[GIVEN PROBLEM] Find each line in the listing below that contains the word "title" and copy those lines. Case counts.

[DATASET]

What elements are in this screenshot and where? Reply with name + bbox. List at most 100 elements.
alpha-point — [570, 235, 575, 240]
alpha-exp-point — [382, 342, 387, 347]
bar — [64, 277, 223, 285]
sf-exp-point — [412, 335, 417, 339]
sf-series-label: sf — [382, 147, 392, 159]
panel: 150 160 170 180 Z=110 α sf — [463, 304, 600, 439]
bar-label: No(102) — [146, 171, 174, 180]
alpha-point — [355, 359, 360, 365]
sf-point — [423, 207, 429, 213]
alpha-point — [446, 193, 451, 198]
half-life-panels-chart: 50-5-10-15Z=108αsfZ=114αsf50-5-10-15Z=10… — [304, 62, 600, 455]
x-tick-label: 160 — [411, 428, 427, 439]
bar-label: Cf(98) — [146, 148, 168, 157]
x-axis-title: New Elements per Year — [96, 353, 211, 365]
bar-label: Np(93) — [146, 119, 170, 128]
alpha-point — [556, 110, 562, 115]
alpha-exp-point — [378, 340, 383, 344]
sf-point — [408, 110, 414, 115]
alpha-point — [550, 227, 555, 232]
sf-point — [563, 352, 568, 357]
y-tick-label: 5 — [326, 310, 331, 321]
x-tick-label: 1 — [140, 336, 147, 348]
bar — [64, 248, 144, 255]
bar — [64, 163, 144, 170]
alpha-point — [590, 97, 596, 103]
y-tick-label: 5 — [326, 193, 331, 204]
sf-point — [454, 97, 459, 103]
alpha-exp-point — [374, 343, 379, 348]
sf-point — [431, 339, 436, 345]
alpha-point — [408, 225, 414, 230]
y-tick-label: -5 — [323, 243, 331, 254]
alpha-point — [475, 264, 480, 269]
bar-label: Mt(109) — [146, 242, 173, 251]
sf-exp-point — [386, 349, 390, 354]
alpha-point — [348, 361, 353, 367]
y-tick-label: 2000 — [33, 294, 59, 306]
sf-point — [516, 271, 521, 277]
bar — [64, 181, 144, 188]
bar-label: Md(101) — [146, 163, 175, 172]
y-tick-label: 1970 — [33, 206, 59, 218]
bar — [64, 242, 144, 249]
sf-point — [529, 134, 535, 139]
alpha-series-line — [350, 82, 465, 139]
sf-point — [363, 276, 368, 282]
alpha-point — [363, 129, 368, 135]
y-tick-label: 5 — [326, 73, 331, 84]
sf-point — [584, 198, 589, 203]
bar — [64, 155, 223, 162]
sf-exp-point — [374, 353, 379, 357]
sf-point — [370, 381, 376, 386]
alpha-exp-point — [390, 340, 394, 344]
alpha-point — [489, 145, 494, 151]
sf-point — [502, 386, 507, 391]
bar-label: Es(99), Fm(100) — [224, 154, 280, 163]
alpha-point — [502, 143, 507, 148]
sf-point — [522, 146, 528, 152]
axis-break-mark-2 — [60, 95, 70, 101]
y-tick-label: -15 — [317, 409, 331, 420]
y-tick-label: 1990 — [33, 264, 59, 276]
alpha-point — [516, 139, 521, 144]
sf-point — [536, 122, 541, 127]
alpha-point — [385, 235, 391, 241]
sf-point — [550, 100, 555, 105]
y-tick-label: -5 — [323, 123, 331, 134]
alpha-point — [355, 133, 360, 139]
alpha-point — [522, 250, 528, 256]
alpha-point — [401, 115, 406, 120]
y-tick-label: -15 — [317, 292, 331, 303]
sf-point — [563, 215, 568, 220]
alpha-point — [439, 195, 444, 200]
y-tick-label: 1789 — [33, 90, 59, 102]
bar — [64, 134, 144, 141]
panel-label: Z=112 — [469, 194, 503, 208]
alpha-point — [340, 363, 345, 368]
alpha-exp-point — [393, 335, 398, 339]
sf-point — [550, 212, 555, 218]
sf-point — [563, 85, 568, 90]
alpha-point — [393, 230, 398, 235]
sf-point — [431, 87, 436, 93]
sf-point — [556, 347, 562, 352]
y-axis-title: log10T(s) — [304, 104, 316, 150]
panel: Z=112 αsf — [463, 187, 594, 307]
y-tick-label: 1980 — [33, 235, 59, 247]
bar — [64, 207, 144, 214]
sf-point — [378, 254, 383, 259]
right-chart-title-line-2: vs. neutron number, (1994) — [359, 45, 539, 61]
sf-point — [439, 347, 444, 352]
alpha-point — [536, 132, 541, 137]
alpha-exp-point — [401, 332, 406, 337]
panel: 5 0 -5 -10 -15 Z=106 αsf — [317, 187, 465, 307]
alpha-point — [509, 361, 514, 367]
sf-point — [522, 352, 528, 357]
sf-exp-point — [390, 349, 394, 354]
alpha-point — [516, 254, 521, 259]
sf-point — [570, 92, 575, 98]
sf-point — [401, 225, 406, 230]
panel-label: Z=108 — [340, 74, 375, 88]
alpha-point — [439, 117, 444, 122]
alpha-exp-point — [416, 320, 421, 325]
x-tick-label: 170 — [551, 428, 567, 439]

[SOLUTION FOR THIS PROBLEM]
x-axis-title: New Elements per Year — [96, 353, 211, 365]
y-axis-title: log10T(s) — [304, 104, 316, 150]
right-chart-title-line-2: vs. neutron number, (1994) — [359, 45, 539, 61]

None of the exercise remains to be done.